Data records

***

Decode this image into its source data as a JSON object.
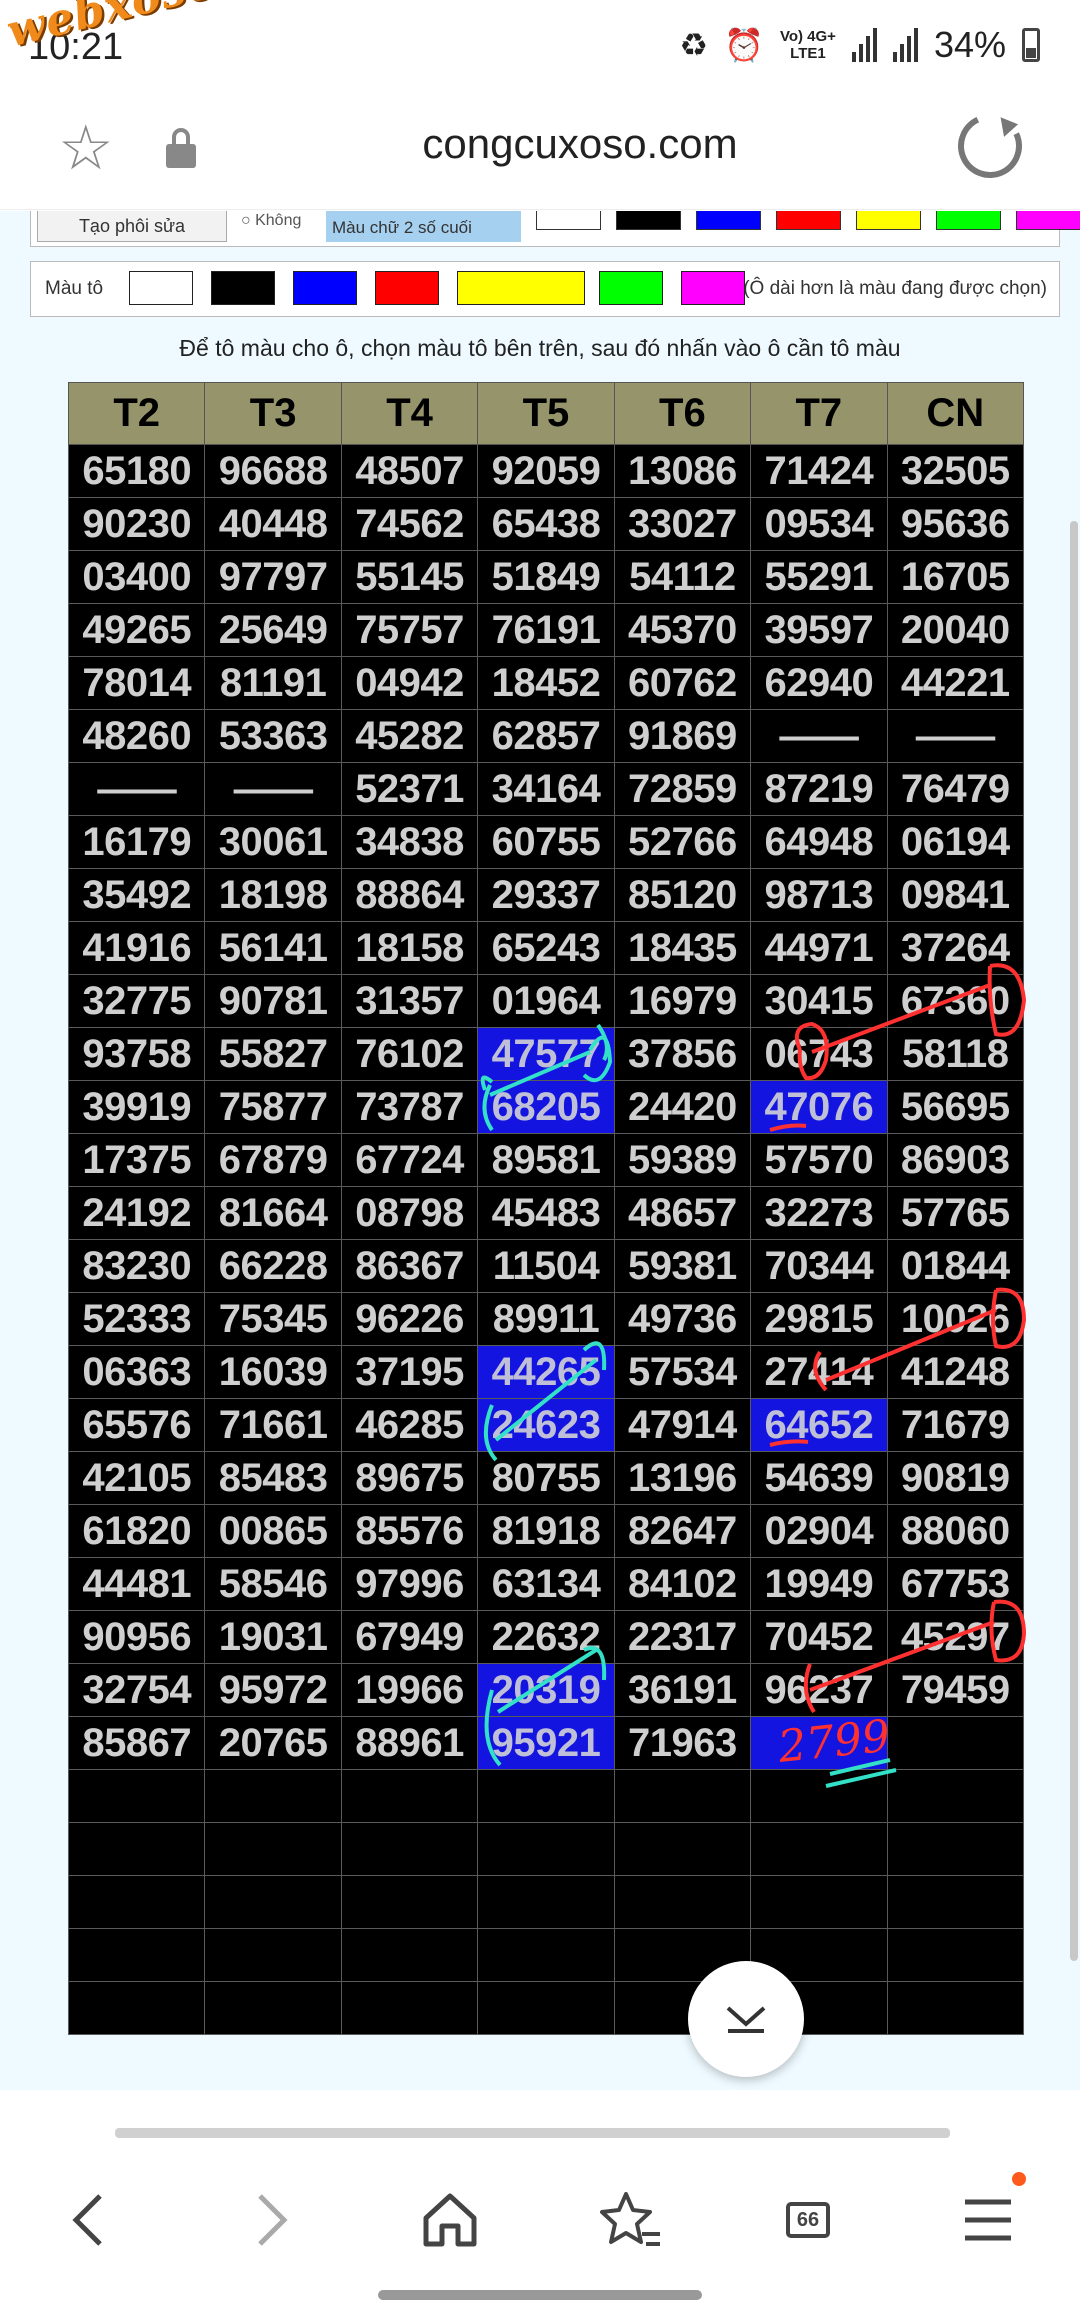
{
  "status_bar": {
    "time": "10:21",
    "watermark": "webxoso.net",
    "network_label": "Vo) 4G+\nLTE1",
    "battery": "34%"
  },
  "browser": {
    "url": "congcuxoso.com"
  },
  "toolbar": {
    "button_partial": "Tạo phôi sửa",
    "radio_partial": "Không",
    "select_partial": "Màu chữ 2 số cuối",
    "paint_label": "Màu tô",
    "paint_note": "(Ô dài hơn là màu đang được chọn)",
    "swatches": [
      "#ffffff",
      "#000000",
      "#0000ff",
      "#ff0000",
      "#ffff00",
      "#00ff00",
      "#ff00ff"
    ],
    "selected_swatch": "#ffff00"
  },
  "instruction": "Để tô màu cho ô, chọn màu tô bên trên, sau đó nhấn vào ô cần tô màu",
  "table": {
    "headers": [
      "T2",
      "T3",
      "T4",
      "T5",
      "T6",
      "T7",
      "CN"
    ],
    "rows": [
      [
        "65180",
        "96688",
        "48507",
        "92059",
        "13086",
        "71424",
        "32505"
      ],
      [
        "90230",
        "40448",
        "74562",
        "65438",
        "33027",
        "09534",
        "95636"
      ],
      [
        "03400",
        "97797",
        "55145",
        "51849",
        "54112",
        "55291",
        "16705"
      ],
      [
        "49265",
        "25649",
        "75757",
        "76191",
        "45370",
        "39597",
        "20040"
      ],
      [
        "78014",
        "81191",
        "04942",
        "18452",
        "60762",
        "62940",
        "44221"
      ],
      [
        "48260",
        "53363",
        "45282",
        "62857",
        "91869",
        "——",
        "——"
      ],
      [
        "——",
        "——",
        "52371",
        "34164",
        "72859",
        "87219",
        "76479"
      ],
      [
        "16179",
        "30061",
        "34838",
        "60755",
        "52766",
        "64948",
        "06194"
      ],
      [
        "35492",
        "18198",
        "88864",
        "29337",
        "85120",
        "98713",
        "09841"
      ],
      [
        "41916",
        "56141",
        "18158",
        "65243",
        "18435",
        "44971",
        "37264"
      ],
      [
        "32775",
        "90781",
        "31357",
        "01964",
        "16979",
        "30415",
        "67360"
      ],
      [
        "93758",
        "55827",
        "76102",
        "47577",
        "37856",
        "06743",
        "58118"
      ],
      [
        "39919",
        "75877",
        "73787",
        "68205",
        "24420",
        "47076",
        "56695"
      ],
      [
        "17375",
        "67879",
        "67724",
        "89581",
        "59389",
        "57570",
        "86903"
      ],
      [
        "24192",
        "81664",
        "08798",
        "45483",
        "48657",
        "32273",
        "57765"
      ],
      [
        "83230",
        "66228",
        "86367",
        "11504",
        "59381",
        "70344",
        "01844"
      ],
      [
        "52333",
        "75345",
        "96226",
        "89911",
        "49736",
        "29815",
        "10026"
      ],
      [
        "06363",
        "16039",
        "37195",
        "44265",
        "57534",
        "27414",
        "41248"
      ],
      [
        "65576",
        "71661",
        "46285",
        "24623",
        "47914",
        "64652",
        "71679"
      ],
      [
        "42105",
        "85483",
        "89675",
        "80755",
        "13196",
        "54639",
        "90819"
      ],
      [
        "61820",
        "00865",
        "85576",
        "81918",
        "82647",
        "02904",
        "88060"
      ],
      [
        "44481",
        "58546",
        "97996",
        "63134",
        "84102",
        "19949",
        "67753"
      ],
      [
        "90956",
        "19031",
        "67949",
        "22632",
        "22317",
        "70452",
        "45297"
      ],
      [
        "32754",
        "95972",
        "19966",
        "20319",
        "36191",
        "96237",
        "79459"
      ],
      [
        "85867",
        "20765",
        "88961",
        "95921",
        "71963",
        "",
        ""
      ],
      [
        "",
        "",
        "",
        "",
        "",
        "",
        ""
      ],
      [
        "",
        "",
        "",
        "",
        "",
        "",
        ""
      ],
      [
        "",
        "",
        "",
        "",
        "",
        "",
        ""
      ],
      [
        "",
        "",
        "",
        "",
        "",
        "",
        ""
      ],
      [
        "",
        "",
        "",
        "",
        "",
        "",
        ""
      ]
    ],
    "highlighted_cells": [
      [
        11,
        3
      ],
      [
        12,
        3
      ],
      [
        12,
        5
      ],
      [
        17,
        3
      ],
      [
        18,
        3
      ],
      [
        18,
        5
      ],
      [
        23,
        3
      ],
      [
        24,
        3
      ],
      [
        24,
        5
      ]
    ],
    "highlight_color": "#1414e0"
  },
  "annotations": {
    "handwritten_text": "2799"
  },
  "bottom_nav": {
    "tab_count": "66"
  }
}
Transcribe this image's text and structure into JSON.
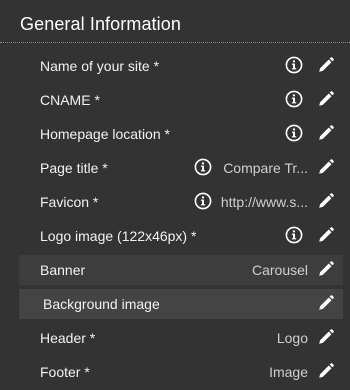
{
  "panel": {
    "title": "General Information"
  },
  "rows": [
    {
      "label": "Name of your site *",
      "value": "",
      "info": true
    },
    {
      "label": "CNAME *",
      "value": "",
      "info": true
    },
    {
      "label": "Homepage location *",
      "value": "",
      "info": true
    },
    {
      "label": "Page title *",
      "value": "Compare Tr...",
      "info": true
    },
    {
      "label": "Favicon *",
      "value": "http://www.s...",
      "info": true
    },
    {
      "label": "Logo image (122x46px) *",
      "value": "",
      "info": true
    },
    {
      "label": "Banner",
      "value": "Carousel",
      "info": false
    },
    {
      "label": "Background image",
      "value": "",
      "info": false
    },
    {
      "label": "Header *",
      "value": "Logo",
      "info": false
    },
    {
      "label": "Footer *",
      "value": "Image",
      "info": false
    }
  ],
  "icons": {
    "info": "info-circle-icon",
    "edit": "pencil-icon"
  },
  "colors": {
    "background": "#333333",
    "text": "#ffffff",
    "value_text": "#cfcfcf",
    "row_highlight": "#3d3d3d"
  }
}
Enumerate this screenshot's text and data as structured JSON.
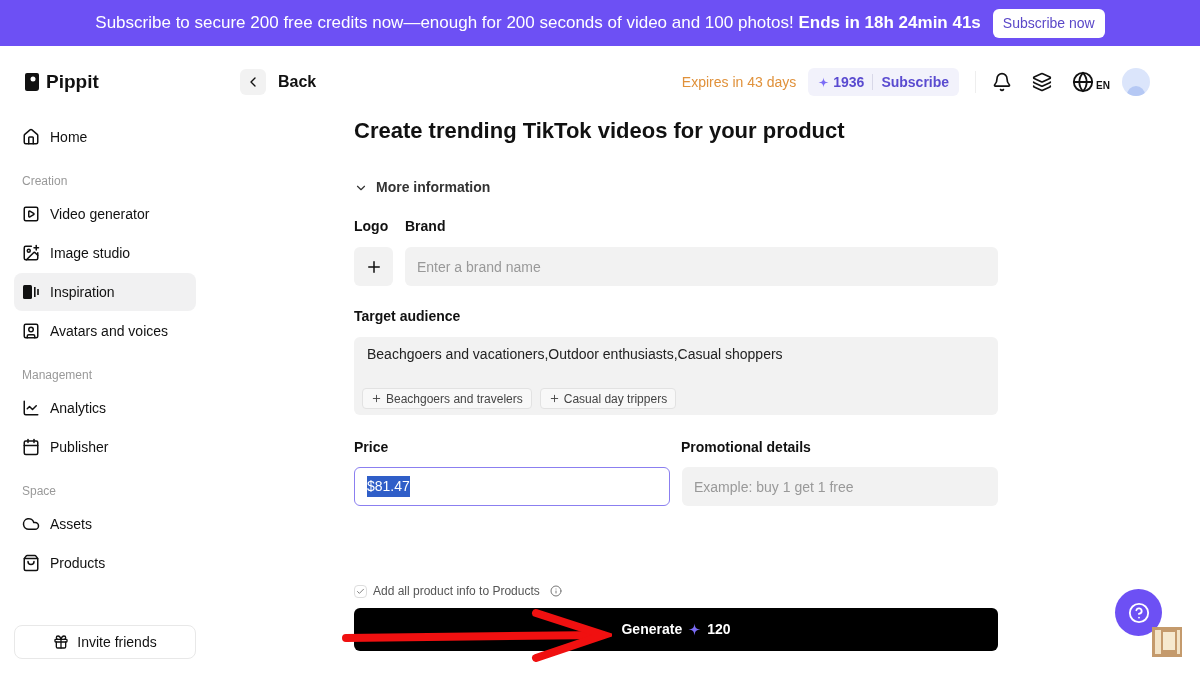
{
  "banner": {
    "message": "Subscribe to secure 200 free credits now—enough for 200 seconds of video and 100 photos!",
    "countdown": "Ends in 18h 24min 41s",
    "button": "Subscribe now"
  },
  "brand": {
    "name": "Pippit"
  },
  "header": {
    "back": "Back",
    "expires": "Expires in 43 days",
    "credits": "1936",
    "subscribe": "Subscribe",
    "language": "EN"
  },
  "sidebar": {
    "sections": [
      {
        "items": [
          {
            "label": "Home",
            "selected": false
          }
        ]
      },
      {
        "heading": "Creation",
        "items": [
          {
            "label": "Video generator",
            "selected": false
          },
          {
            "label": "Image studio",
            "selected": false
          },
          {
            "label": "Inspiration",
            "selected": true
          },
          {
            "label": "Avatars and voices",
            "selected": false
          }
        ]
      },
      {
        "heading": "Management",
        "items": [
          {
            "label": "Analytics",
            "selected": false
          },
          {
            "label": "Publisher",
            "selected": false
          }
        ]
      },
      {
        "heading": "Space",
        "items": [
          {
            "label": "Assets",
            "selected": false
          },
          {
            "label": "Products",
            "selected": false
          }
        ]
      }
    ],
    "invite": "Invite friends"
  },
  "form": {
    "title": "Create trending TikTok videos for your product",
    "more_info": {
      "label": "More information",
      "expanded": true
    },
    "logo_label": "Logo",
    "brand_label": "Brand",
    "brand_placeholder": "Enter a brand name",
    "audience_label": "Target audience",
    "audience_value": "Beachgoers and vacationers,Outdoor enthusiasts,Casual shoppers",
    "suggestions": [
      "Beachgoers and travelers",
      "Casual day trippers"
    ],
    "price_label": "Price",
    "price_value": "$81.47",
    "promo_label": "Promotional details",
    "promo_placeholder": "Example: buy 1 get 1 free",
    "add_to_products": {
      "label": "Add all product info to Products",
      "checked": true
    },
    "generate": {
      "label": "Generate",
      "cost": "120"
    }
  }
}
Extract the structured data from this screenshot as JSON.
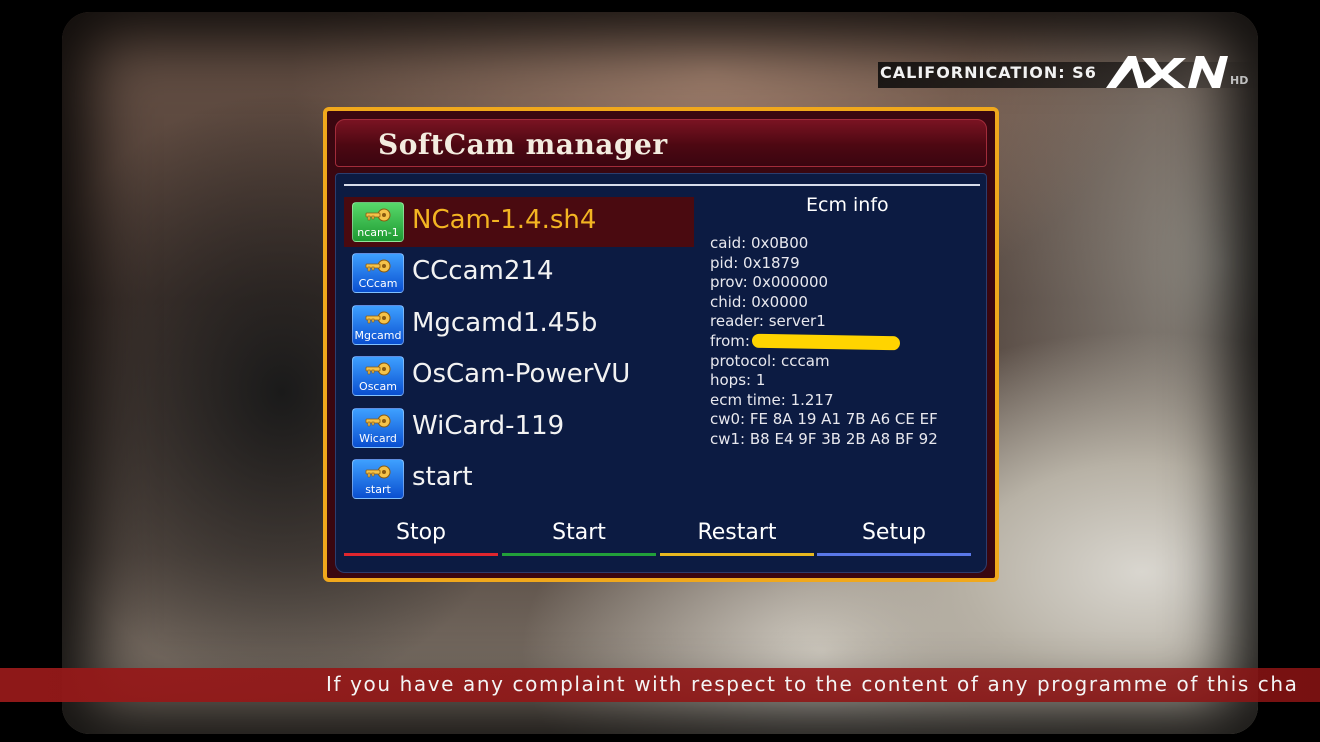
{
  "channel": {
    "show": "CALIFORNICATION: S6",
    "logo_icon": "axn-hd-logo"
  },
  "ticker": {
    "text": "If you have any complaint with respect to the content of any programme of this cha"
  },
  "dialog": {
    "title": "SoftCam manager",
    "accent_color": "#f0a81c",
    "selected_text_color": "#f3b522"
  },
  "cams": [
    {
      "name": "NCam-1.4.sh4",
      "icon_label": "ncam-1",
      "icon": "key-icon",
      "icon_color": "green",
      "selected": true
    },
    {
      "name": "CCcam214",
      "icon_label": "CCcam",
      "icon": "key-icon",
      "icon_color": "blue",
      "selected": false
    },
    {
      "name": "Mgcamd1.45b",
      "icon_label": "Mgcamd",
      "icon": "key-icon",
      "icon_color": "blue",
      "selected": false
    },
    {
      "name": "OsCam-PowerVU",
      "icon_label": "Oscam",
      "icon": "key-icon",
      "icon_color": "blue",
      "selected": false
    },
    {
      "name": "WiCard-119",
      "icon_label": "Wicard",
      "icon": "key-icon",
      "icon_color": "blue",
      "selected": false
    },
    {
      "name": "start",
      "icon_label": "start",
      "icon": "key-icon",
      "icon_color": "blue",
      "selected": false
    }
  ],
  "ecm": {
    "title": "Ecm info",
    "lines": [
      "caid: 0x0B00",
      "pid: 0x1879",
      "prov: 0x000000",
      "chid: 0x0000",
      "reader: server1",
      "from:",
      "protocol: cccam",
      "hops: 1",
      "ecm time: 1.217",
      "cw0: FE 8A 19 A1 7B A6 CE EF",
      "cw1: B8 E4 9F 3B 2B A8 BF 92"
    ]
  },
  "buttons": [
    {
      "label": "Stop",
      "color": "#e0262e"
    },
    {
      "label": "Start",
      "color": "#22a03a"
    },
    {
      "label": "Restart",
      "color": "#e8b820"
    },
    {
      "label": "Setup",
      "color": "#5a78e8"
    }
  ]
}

***

▸ **THE REQUEST**
From the listing above, pick out each line where the word "credits" appears.

▸ **ANSWER FOR THE TASK**
    "message": "Subscribe to secure 200 free credits now—enough for 200 seconds of video and 100 photos!",
    "credits": "1936",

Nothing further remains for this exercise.